▶

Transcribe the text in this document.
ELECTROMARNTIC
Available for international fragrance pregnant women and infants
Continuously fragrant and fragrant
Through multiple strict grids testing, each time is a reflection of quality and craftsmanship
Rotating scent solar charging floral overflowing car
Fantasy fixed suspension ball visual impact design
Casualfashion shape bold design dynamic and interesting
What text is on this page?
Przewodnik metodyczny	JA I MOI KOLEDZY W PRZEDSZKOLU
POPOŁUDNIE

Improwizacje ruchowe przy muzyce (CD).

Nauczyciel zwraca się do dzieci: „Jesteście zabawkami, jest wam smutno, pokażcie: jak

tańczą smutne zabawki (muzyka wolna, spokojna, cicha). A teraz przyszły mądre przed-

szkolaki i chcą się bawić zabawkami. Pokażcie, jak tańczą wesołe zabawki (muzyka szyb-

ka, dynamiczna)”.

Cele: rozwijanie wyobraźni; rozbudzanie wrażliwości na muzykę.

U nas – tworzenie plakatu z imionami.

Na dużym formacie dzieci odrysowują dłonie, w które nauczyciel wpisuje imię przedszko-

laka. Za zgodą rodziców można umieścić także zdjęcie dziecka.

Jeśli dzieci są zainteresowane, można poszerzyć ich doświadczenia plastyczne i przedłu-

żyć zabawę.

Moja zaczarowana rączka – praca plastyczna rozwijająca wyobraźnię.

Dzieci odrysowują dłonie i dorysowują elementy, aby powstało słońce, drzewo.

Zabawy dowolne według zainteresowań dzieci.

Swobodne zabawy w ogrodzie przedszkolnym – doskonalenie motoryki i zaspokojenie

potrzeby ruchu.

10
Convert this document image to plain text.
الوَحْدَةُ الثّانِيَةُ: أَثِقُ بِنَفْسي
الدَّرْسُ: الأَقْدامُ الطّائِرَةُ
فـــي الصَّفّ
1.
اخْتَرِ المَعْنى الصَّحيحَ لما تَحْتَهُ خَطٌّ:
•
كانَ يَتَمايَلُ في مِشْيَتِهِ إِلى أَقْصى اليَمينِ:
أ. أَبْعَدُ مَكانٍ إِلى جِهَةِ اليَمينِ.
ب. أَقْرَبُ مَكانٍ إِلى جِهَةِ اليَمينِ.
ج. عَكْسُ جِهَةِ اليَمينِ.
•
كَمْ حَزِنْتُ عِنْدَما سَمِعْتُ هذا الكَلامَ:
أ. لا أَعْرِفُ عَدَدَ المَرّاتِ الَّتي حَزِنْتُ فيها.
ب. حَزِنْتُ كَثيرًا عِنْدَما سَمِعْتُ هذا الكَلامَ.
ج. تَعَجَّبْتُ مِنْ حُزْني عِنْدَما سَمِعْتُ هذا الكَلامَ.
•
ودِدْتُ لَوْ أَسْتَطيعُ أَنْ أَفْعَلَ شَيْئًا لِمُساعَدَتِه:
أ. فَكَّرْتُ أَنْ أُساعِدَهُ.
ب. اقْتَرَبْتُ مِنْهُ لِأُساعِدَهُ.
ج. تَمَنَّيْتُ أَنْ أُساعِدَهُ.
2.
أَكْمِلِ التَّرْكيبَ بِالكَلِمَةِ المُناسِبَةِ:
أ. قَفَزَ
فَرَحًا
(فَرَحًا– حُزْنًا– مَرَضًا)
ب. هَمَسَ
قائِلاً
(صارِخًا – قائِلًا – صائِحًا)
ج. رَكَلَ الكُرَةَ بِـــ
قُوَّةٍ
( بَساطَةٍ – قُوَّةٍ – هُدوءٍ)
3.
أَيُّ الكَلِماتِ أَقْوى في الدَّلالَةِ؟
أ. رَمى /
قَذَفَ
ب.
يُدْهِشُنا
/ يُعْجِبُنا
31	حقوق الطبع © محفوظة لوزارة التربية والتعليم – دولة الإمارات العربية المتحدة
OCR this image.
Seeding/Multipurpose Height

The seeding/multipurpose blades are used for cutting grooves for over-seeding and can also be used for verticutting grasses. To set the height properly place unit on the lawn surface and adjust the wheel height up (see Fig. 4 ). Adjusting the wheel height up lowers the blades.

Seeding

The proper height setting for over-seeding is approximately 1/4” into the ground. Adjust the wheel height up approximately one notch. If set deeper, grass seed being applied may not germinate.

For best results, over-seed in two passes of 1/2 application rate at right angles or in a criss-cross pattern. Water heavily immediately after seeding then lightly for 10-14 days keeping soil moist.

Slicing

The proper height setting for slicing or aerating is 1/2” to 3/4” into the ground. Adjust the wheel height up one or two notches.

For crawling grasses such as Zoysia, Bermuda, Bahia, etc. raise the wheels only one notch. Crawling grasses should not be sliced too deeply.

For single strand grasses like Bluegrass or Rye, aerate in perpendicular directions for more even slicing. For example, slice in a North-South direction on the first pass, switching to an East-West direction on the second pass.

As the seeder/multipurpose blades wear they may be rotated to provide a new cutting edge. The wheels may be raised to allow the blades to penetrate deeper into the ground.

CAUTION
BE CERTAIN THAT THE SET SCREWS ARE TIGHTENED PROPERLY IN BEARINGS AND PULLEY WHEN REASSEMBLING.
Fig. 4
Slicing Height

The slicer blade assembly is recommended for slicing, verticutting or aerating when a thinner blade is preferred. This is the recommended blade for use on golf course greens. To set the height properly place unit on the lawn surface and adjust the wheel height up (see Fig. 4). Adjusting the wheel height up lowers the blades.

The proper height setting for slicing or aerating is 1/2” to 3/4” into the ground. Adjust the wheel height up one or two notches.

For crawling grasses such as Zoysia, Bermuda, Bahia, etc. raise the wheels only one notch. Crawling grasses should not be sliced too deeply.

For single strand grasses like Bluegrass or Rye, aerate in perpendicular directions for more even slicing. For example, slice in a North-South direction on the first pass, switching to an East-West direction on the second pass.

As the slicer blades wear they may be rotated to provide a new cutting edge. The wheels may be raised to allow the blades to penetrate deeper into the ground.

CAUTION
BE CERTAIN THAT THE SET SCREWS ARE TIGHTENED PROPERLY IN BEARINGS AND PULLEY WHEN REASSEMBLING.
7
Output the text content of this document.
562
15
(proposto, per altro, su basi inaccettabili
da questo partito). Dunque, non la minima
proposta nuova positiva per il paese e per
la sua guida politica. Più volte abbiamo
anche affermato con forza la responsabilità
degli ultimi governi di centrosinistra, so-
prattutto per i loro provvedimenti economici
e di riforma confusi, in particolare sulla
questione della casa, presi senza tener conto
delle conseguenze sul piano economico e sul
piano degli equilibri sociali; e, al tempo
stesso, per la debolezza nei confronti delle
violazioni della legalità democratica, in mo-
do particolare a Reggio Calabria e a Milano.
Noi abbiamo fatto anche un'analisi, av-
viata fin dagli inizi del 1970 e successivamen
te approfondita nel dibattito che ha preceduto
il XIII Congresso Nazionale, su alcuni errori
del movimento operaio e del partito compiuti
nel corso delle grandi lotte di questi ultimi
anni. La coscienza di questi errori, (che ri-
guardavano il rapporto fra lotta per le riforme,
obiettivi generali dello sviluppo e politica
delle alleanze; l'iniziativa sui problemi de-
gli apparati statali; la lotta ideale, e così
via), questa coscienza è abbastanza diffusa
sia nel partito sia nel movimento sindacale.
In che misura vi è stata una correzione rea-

◀

## [Short problem]
Extract all of the data above and output it character for character.

## [Answer to this problem]
Transcribe the text in this document.
ELECTROMARNTIC
Available for international fragrance pregnant women and infants
Continuously fragrant and fragrant
Through multiple strict grids testing, each time is a reflection of quality and craftsmanship
Rotating scent solar charging floral overflowing car
Fantasy fixed suspension ball visual impact design
Casualfashion shape bold design dynamic and interesting
What text is on this page?
Przewodnik metodyczny	JA I MOI KOLEDZY W PRZEDSZKOLU
POPOŁUDNIE

Improwizacje ruchowe przy muzyce (CD).

Nauczyciel zwraca się do dzieci: „Jesteście zabawkami, jest wam smutno, pokażcie: jak

tańczą smutne zabawki (muzyka wolna, spokojna, cicha). A teraz przyszły mądre przed-

szkolaki i chcą się bawić zabawkami. Pokażcie, jak tańczą wesołe zabawki (muzyka szyb-

ka, dynamiczna)”.

Cele: rozwijanie wyobraźni; rozbudzanie wrażliwości na muzykę.

U nas – tworzenie plakatu z imionami.

Na dużym formacie dzieci odrysowują dłonie, w które nauczyciel wpisuje imię przedszko-

laka. Za zgodą rodziców można umieścić także zdjęcie dziecka.

Jeśli dzieci są zainteresowane, można poszerzyć ich doświadczenia plastyczne i przedłu-

żyć zabawę.

Moja zaczarowana rączka – praca plastyczna rozwijająca wyobraźnię.

Dzieci odrysowują dłonie i dorysowują elementy, aby powstało słońce, drzewo.

Zabawy dowolne według zainteresowań dzieci.

Swobodne zabawy w ogrodzie przedszkolnym – doskonalenie motoryki i zaspokojenie

potrzeby ruchu.

10
Convert this document image to plain text.
الوَحْدَةُ الثّانِيَةُ: أَثِقُ بِنَفْسي
الدَّرْسُ: الأَقْدامُ الطّائِرَةُ
فـــي الصَّفّ
1.
اخْتَرِ المَعْنى الصَّحيحَ لما تَحْتَهُ خَطٌّ:
•
كانَ يَتَمايَلُ في مِشْيَتِهِ إِلى أَقْصى اليَمينِ:
أ. أَبْعَدُ مَكانٍ إِلى جِهَةِ اليَمينِ.
ب. أَقْرَبُ مَكانٍ إِلى جِهَةِ اليَمينِ.
ج. عَكْسُ جِهَةِ اليَمينِ.
•
كَمْ حَزِنْتُ عِنْدَما سَمِعْتُ هذا الكَلامَ:
أ. لا أَعْرِفُ عَدَدَ المَرّاتِ الَّتي حَزِنْتُ فيها.
ب. حَزِنْتُ كَثيرًا عِنْدَما سَمِعْتُ هذا الكَلامَ.
ج. تَعَجَّبْتُ مِنْ حُزْني عِنْدَما سَمِعْتُ هذا الكَلامَ.
•
ودِدْتُ لَوْ أَسْتَطيعُ أَنْ أَفْعَلَ شَيْئًا لِمُساعَدَتِه:
أ. فَكَّرْتُ أَنْ أُساعِدَهُ.
ب. اقْتَرَبْتُ مِنْهُ لِأُساعِدَهُ.
ج. تَمَنَّيْتُ أَنْ أُساعِدَهُ.
2.
أَكْمِلِ التَّرْكيبَ بِالكَلِمَةِ المُناسِبَةِ:
أ. قَفَزَ
فَرَحًا
(فَرَحًا– حُزْنًا– مَرَضًا)
ب. هَمَسَ
قائِلاً
(صارِخًا – قائِلًا – صائِحًا)
ج. رَكَلَ الكُرَةَ بِـــ
قُوَّةٍ
( بَساطَةٍ – قُوَّةٍ – هُدوءٍ)
3.
أَيُّ الكَلِماتِ أَقْوى في الدَّلالَةِ؟
أ. رَمى /
قَذَفَ
ب.
يُدْهِشُنا
/ يُعْجِبُنا
31	حقوق الطبع © محفوظة لوزارة التربية والتعليم – دولة الإمارات العربية المتحدة
OCR this image.
Seeding/Multipurpose Height

The seeding/multipurpose blades are used for cutting grooves for over-seeding and can also be used for verticutting grasses. To set the height properly place unit on the lawn surface and adjust the wheel height up (see Fig. 4 ). Adjusting the wheel height up lowers the blades.

Seeding

The proper height setting for over-seeding is approximately 1/4” into the ground. Adjust the wheel height up approximately one notch. If set deeper, grass seed being applied may not germinate.

For best results, over-seed in two passes of 1/2 application rate at right angles or in a criss-cross pattern. Water heavily immediately after seeding then lightly for 10-14 days keeping soil moist.

Slicing

The proper height setting for slicing or aerating is 1/2” to 3/4” into the ground. Adjust the wheel height up one or two notches.

For crawling grasses such as Zoysia, Bermuda, Bahia, etc. raise the wheels only one notch. Crawling grasses should not be sliced too deeply.

For single strand grasses like Bluegrass or Rye, aerate in perpendicular directions for more even slicing. For example, slice in a North-South direction on the first pass, switching to an East-West direction on the second pass.

As the seeder/multipurpose blades wear they may be rotated to provide a new cutting edge. The wheels may be raised to allow the blades to penetrate deeper into the ground.

CAUTION
BE CERTAIN THAT THE SET SCREWS ARE TIGHTENED PROPERLY IN BEARINGS AND PULLEY WHEN REASSEMBLING.
Fig. 4
Slicing Height

The slicer blade assembly is recommended for slicing, verticutting or aerating when a thinner blade is preferred. This is the recommended blade for use on golf course greens. To set the height properly place unit on the lawn surface and adjust the wheel height up (see Fig. 4). Adjusting the wheel height up lowers the blades.

The proper height setting for slicing or aerating is 1/2” to 3/4” into the ground. Adjust the wheel height up one or two notches.

For crawling grasses such as Zoysia, Bermuda, Bahia, etc. raise the wheels only one notch. Crawling grasses should not be sliced too deeply.

For single strand grasses like Bluegrass or Rye, aerate in perpendicular directions for more even slicing. For example, slice in a North-South direction on the first pass, switching to an East-West direction on the second pass.

As the slicer blades wear they may be rotated to provide a new cutting edge. The wheels may be raised to allow the blades to penetrate deeper into the ground.

CAUTION
BE CERTAIN THAT THE SET SCREWS ARE TIGHTENED PROPERLY IN BEARINGS AND PULLEY WHEN REASSEMBLING.
7
Output the text content of this document.
562
15
(proposto, per altro, su basi inaccettabili
da questo partito). Dunque, non la minima
proposta nuova positiva per il paese e per
la sua guida politica. Più volte abbiamo
anche affermato con forza la responsabilità
degli ultimi governi di centrosinistra, so-
prattutto per i loro provvedimenti economici
e di riforma confusi, in particolare sulla
questione della casa, presi senza tener conto
delle conseguenze sul piano economico e sul
piano degli equilibri sociali; e, al tempo
stesso, per la debolezza nei confronti delle
violazioni della legalità democratica, in mo-
do particolare a Reggio Calabria e a Milano.
Noi abbiamo fatto anche un'analisi, av-
viata fin dagli inizi del 1970 e successivamen
te approfondita nel dibattito che ha preceduto
il XIII Congresso Nazionale, su alcuni errori
del movimento operaio e del partito compiuti
nel corso delle grandi lotte di questi ultimi
anni. La coscienza di questi errori, (che ri-
guardavano il rapporto fra lotta per le riforme,
obiettivi generali dello sviluppo e politica
delle alleanze; l'iniziativa sui problemi de-
gli apparati statali; la lotta ideale, e così
via), questa coscienza è abbastanza diffusa
sia nel partito sia nel movimento sindacale.
In che misura vi è stata una correzione rea-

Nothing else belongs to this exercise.